Tally every line of the listing below that holds "name", then give the tally alone.

_Raw data_
· · ·
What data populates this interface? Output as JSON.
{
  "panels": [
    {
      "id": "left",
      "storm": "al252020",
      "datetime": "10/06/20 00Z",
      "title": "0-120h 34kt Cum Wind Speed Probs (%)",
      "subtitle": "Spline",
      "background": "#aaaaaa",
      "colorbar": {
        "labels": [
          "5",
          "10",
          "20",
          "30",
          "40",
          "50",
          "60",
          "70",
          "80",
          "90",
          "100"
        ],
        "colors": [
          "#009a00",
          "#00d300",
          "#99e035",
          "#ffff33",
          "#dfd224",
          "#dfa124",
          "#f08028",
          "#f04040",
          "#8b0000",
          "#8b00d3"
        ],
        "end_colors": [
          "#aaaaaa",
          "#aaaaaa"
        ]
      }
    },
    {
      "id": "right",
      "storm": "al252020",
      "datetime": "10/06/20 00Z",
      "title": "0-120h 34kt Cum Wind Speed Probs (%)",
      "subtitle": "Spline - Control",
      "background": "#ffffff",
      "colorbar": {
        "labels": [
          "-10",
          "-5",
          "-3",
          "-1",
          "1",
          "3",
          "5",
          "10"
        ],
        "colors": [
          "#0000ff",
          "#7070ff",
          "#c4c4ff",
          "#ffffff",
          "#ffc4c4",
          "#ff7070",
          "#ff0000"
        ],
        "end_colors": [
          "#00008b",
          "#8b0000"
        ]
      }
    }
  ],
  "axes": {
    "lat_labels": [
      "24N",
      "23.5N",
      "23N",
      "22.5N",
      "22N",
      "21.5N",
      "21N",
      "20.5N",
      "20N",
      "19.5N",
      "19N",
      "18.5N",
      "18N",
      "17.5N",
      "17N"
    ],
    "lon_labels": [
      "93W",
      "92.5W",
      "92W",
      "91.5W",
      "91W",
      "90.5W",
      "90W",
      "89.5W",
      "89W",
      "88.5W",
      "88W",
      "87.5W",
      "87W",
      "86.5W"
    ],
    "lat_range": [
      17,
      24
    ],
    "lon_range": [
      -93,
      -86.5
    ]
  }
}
· · ·
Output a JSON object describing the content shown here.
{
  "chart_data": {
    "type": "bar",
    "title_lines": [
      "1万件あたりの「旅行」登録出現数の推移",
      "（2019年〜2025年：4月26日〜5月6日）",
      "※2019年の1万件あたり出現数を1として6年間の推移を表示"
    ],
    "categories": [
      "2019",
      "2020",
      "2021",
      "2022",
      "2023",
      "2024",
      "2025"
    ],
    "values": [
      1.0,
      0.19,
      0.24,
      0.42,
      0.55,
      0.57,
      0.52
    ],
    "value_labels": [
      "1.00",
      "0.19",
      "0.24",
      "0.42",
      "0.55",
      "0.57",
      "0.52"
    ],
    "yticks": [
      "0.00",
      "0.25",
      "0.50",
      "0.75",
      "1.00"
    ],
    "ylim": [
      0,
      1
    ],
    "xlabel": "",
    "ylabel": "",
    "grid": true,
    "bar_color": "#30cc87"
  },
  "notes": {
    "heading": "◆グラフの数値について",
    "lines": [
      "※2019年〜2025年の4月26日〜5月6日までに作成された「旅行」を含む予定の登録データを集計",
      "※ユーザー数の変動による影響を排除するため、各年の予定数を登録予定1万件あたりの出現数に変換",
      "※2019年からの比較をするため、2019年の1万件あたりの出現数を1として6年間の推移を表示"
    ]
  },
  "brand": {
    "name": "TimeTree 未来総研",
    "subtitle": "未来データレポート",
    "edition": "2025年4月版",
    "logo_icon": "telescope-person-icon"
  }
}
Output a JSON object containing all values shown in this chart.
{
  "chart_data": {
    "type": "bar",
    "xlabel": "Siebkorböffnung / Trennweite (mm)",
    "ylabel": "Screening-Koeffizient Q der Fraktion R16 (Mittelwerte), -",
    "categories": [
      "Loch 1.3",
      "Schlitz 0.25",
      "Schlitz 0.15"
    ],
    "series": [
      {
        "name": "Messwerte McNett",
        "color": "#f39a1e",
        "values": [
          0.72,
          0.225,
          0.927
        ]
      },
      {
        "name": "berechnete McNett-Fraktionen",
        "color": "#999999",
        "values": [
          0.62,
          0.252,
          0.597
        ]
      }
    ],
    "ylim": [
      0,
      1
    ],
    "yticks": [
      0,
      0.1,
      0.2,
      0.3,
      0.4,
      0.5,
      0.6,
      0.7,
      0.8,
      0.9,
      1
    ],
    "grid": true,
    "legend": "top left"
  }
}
· · ·
_Correct result_
3